**Your goal**
Skip the pictures. Transcribe the rest of the data below without changing a word.
BEGIN Material provided
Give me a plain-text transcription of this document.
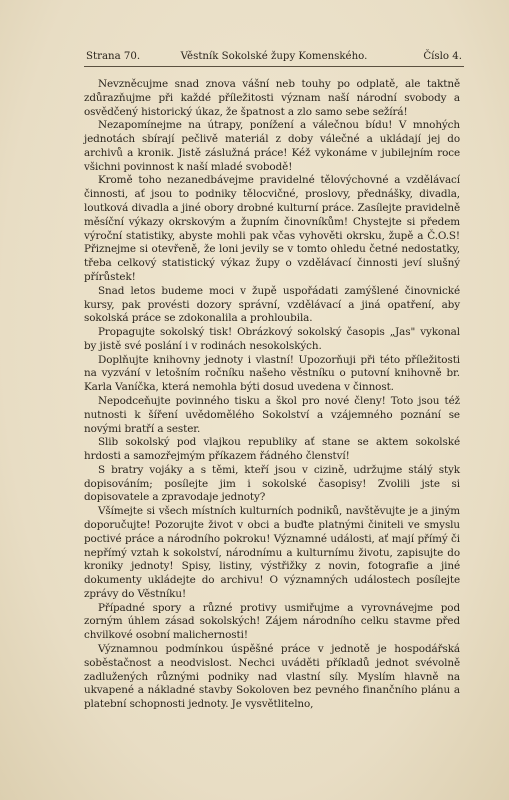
Strana 70.	Věstník Sokolské župy Komenského.	Číslo 4.

Nevzněcujme snad znova vášní neb touhy po odplatě, ale taktně zdůrazňujme při každé příležitosti význam naší národní svobody a osvědčený historický úkaz, že špatnost a zlo samo sebe sežírá!

Nezapomínejme na útrapy, ponížení a válečnou bídu! V mnohých jednotách sbírají pečlivě materiál z doby válečné a ukládají jej do archivů a kronik. Jistě záslužná práce! Kéž vykonáme v jubilejním roce všichni povinnost k naší mladé svobodě!

Kromě toho nezanedbávejme pravidelné tělovýchovné a vzdělávací činnosti, ať jsou to podniky tělocvičné, proslovy, přednášky, divadla, loutková divadla a jiné obory drobné kulturní práce. Zasílejte pravidelně měsíční výkazy okrskovým a župním činovníkům! Chystejte si předem výroční statistiky, abyste mohli pak včas vyhověti okrsku, župě a Č.O.S! Přiznejme si otevřeně, že loni jevily se v tomto ohledu četné nedostatky, třeba celkový statistický výkaz župy o vzdělávací činnosti jeví slušný přírůstek!

Snad letos budeme moci v župě uspořádati zamýšlené činovnické kursy, pak provésti dozory správní, vzdělávací a jiná opatření, aby sokolská práce se zdokonalila a prohloubila.

Propagujte sokolský tisk! Obrázkový sokolský časopis „Jas" vykonal by jistě své poslání i v rodinách nesokolských.

Doplňujte knihovny jednoty i vlastní! Upozorňuji při této příležitosti na vyzvání v letošním ročníku našeho věstníku o putovní knihovně br. Karla Vaníčka, která nemohla býti dosud uvedena v činnost.

Nepodceňujte povinného tisku a škol pro nové členy! Toto jsou též nutnosti k šíření uvědomělého Sokolství a vzájemného poznání se novými bratří a sester.

Slib sokolský pod vlajkou republiky ať stane se aktem sokolské hrdosti a samozřejmým příkazem řádného členství!

S bratry vojáky a s těmi, kteří jsou v cizině, udržujme stálý styk dopisováním; posílejte jim i sokolské časopisy! Zvolili jste si dopisovatele a zpravodaje jednoty?

Všímejte si všech místních kulturních podniků, navštěvujte je a jiným doporučujte! Pozorujte život v obci a buďte platnými činiteli ve smyslu poctivé práce a národního pokroku! Významné události, ať mají přímý či nepřímý vztah k sokolství, národnímu a kulturnímu životu, zapisujte do kroniky jednoty! Spisy, listiny, výstřižky z novin, fotografie a jiné dokumenty ukládejte do archivu! O významných událostech posílejte zprávy do Věstníku!

Případné spory a různé protivy usmiřujme a vyrovnávejme pod zorným úhlem zásad sokolských! Zájem národního celku stavme před chvilkové osobní malichernosti!

Významnou podmínkou úspěšné práce v jednotě je hospodářská soběstačnost a neodvislost. Nechci uváděti příkladů jednot svévolně zadlužených různými podniky nad vlastní síly. Myslím hlavně na ukvapené a nákladné stavby Sokoloven bez pevného finančního plánu a platební schopnosti jednoty. Je vysvětlitelno,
END Material provided
**Written answer**
Give me a plain-text transcription of this document.
Strana 70.	Věstník Sokolské župy Komenského.	Číslo 4.

Nevzněcujme snad znova vášní neb touhy po odplatě, ale taktně zdůrazňujme při každé příležitosti význam naší národní svobody a osvědčený historický úkaz, že špatnost a zlo samo sebe sežírá!

Nezapomínejme na útrapy, ponížení a válečnou bídu! V mnohých jednotách sbírají pečlivě materiál z doby válečné a ukládají jej do archivů a kronik. Jistě záslužná práce! Kéž vykonáme v jubilejním roce všichni povinnost k naší mladé svobodě!

Kromě toho nezanedbávejme pravidelné tělovýchovné a vzdělávací činnosti, ať jsou to podniky tělocvičné, proslovy, přednášky, divadla, loutková divadla a jiné obory drobné kulturní práce. Zasílejte pravidelně měsíční výkazy okrskovým a župním činovníkům! Chystejte si předem výroční statistiky, abyste mohli pak včas vyhověti okrsku, župě a Č.O.S! Přiznejme si otevřeně, že loni jevily se v tomto ohledu četné nedostatky, třeba celkový statistický výkaz župy o vzdělávací činnosti jeví slušný přírůstek!

Snad letos budeme moci v župě uspořádati zamýšlené činovnické kursy, pak provésti dozory správní, vzdělávací a jiná opatření, aby sokolská práce se zdokonalila a prohloubila.

Propagujte sokolský tisk! Obrázkový sokolský časopis „Jas" vykonal by jistě své poslání i v rodinách nesokolských.

Doplňujte knihovny jednoty i vlastní! Upozorňuji při této příležitosti na vyzvání v letošním ročníku našeho věstníku o putovní knihovně br. Karla Vaníčka, která nemohla býti dosud uvedena v činnost.

Nepodceňujte povinného tisku a škol pro nové členy! Toto jsou též nutnosti k šíření uvědomělého Sokolství a vzájemného poznání se novými bratří a sester.

Slib sokolský pod vlajkou republiky ať stane se aktem sokolské hrdosti a samozřejmým příkazem řádného členství!

S bratry vojáky a s těmi, kteří jsou v cizině, udržujme stálý styk dopisováním; posílejte jim i sokolské časopisy! Zvolili jste si dopisovatele a zpravodaje jednoty?

Všímejte si všech místních kulturních podniků, navštěvujte je a jiným doporučujte! Pozorujte život v obci a buďte platnými činiteli ve smyslu poctivé práce a národního pokroku! Významné události, ať mají přímý či nepřímý vztah k sokolství, národnímu a kulturnímu životu, zapisujte do kroniky jednoty! Spisy, listiny, výstřižky z novin, fotografie a jiné dokumenty ukládejte do archivu! O významných událostech posílejte zprávy do Věstníku!

Případné spory a různé protivy usmiřujme a vyrovnávejme pod zorným úhlem zásad sokolských! Zájem národního celku stavme před chvilkové osobní malichernosti!

Významnou podmínkou úspěšné práce v jednotě je hospodářská soběstačnost a neodvislost. Nechci uváděti příkladů jednot svévolně zadlužených různými podniky nad vlastní síly. Myslím hlavně na ukvapené a nákladné stavby Sokoloven bez pevného finančního plánu a platební schopnosti jednoty. Je vysvětlitelno,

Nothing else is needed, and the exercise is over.